## Aim of the task
Repeat each line word for word.

Records from a data collection:
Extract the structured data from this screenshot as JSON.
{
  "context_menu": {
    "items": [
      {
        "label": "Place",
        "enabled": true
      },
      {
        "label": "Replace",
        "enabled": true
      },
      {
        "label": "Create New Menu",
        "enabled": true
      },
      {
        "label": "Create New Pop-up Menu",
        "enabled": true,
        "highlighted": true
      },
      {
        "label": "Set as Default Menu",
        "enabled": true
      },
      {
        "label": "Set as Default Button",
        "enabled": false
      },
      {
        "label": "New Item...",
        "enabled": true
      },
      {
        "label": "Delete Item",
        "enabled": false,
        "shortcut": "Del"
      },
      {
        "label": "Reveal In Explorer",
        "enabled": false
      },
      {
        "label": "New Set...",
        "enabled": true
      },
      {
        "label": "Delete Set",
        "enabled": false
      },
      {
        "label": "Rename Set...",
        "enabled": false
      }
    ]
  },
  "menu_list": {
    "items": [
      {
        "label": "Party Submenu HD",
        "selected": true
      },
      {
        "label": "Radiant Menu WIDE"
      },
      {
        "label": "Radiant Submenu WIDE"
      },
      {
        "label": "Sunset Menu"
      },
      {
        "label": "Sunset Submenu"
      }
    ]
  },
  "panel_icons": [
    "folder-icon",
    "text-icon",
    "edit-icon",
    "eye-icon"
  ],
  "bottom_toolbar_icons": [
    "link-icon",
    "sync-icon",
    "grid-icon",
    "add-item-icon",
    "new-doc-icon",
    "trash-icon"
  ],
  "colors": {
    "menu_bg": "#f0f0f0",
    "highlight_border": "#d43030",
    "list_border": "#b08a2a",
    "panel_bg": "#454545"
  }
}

## Written answer
Extract the structured data from this screenshot as JSON.
{
  "context_menu": {
    "items": [
      {
        "label": "Place",
        "enabled": true
      },
      {
        "label": "Replace",
        "enabled": true
      },
      {
        "label": "Create New Menu",
        "enabled": true
      },
      {
        "label": "Create New Pop-up Menu",
        "enabled": true,
        "highlighted": true
      },
      {
        "label": "Set as Default Menu",
        "enabled": true
      },
      {
        "label": "Set as Default Button",
        "enabled": false
      },
      {
        "label": "New Item...",
        "enabled": true
      },
      {
        "label": "Delete Item",
        "enabled": false,
        "shortcut": "Del"
      },
      {
        "label": "Reveal In Explorer",
        "enabled": false
      },
      {
        "label": "New Set...",
        "enabled": true
      },
      {
        "label": "Delete Set",
        "enabled": false
      },
      {
        "label": "Rename Set...",
        "enabled": false
      }
    ]
  },
  "menu_list": {
    "items": [
      {
        "label": "Party Submenu HD",
        "selected": true
      },
      {
        "label": "Radiant Menu WIDE"
      },
      {
        "label": "Radiant Submenu WIDE"
      },
      {
        "label": "Sunset Menu"
      },
      {
        "label": "Sunset Submenu"
      }
    ]
  },
  "panel_icons": [
    "folder-icon",
    "text-icon",
    "edit-icon",
    "eye-icon"
  ],
  "bottom_toolbar_icons": [
    "link-icon",
    "sync-icon",
    "grid-icon",
    "add-item-icon",
    "new-doc-icon",
    "trash-icon"
  ],
  "colors": {
    "menu_bg": "#f0f0f0",
    "highlight_border": "#d43030",
    "list_border": "#b08a2a",
    "panel_bg": "#454545"
  }
}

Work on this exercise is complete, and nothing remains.